* **Stated exercise**:
Tell me how many lines hold "screenshot", please, using only the number.
##############################
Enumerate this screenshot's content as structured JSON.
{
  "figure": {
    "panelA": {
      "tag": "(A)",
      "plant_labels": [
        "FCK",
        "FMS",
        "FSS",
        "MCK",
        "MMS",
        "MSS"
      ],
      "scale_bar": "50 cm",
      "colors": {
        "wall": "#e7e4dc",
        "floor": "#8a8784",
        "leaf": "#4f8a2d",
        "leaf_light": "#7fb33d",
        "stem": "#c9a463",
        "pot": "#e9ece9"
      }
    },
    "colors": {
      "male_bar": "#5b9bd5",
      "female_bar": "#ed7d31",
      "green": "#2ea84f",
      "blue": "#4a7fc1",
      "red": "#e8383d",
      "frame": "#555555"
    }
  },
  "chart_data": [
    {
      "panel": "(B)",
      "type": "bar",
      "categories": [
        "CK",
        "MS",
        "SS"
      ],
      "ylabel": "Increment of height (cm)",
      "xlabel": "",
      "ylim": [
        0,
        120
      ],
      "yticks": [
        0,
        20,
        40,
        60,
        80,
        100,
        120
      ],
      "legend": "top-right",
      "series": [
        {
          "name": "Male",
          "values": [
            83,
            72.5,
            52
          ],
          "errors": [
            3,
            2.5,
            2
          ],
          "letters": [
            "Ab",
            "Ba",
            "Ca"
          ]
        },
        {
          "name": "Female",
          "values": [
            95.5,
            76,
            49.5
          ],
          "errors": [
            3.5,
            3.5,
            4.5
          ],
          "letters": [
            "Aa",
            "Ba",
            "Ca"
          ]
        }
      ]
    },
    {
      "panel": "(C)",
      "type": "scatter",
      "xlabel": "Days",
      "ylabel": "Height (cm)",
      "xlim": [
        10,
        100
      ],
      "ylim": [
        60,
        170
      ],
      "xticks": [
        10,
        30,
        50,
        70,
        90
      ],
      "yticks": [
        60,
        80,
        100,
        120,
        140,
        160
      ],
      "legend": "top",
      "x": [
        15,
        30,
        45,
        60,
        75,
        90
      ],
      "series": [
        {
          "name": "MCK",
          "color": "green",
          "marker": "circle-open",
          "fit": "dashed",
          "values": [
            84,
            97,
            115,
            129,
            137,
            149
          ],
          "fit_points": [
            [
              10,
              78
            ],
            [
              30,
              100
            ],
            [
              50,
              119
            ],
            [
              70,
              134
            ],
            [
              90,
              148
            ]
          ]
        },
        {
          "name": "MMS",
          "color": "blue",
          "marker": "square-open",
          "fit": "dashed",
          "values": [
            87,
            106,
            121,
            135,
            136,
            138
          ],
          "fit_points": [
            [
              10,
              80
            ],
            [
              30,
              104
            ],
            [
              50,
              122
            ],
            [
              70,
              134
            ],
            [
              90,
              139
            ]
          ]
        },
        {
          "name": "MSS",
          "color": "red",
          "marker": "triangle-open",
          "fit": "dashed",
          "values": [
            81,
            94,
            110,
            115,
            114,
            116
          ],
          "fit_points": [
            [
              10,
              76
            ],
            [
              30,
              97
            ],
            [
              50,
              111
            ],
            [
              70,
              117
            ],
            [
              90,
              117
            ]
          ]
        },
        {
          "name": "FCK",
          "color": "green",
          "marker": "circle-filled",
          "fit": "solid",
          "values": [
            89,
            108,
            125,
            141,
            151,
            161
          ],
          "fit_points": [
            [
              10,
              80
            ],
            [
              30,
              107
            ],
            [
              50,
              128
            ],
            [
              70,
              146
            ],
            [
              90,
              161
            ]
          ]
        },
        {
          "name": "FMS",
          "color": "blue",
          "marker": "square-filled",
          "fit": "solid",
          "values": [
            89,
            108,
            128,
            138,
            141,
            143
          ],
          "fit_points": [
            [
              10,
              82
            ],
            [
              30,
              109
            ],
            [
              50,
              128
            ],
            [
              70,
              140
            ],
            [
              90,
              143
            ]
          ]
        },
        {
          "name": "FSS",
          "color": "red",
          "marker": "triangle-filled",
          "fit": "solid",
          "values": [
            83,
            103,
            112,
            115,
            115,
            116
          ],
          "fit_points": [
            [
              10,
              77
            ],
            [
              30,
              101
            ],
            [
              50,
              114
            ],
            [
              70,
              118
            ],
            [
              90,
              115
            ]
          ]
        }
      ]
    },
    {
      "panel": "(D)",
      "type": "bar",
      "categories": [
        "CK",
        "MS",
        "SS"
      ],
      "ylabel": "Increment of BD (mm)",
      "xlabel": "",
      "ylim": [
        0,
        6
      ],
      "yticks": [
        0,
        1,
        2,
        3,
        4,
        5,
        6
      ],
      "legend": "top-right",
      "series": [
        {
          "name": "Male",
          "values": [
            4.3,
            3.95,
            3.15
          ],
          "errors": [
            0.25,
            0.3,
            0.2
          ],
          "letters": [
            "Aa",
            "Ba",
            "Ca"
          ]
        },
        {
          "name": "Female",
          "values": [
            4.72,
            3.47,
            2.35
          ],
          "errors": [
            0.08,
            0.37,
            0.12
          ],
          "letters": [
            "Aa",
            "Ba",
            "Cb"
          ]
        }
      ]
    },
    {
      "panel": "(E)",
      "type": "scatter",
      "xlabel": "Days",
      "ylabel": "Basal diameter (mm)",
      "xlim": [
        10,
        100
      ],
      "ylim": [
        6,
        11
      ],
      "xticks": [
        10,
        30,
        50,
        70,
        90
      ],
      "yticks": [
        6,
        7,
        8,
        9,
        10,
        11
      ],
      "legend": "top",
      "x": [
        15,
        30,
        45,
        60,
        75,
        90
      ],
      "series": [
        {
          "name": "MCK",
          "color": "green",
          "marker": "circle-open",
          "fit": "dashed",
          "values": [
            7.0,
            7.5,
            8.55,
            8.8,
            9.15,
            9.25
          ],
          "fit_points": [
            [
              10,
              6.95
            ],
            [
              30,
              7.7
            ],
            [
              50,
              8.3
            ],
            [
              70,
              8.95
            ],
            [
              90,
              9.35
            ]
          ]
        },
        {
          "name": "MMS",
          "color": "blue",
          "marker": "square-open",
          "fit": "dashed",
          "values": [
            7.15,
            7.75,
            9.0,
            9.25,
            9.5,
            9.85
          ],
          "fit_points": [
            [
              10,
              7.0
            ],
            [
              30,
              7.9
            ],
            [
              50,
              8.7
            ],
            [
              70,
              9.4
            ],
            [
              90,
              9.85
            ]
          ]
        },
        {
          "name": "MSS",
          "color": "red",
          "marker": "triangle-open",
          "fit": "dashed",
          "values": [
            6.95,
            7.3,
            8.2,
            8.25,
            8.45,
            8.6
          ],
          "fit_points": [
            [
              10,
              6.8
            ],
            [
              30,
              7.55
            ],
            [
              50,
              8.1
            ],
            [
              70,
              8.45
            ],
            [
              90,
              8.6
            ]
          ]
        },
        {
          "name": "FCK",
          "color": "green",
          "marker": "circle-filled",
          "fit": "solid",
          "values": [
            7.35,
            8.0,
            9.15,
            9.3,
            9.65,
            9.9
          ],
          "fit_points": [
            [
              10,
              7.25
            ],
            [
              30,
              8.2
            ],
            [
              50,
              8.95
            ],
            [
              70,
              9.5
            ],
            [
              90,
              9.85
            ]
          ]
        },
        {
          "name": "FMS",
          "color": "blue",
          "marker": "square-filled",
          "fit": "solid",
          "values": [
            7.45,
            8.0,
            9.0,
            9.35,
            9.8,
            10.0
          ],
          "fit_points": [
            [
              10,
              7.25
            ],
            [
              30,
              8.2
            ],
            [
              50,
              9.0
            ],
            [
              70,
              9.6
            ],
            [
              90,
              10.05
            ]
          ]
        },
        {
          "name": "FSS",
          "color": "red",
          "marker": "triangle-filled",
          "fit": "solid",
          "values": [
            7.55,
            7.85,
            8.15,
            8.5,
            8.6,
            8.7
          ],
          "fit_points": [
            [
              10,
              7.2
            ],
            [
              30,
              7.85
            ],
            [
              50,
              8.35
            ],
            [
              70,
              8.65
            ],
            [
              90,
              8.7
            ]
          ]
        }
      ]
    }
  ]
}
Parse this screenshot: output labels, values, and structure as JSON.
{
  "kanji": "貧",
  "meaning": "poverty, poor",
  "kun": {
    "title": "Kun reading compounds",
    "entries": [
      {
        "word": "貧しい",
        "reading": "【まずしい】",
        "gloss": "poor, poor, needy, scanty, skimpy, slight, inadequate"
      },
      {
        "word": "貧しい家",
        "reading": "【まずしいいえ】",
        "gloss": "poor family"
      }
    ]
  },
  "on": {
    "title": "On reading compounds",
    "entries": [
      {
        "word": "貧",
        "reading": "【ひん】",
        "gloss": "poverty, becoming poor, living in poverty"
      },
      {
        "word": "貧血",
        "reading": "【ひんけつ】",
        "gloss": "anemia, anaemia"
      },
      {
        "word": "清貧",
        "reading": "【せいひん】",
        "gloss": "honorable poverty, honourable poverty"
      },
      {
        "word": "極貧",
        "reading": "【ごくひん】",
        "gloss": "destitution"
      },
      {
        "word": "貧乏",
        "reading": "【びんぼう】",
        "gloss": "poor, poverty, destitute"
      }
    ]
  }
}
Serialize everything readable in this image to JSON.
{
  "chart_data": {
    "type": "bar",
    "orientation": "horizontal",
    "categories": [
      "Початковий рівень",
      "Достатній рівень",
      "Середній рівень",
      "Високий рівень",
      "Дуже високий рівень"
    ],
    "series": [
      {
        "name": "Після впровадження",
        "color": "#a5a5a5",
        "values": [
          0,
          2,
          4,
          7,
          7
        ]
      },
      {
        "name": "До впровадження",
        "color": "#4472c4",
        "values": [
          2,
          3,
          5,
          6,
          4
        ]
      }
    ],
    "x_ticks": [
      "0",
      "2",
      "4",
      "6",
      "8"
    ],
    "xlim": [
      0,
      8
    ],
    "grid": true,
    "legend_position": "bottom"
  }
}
##############################
* **Solution**:
2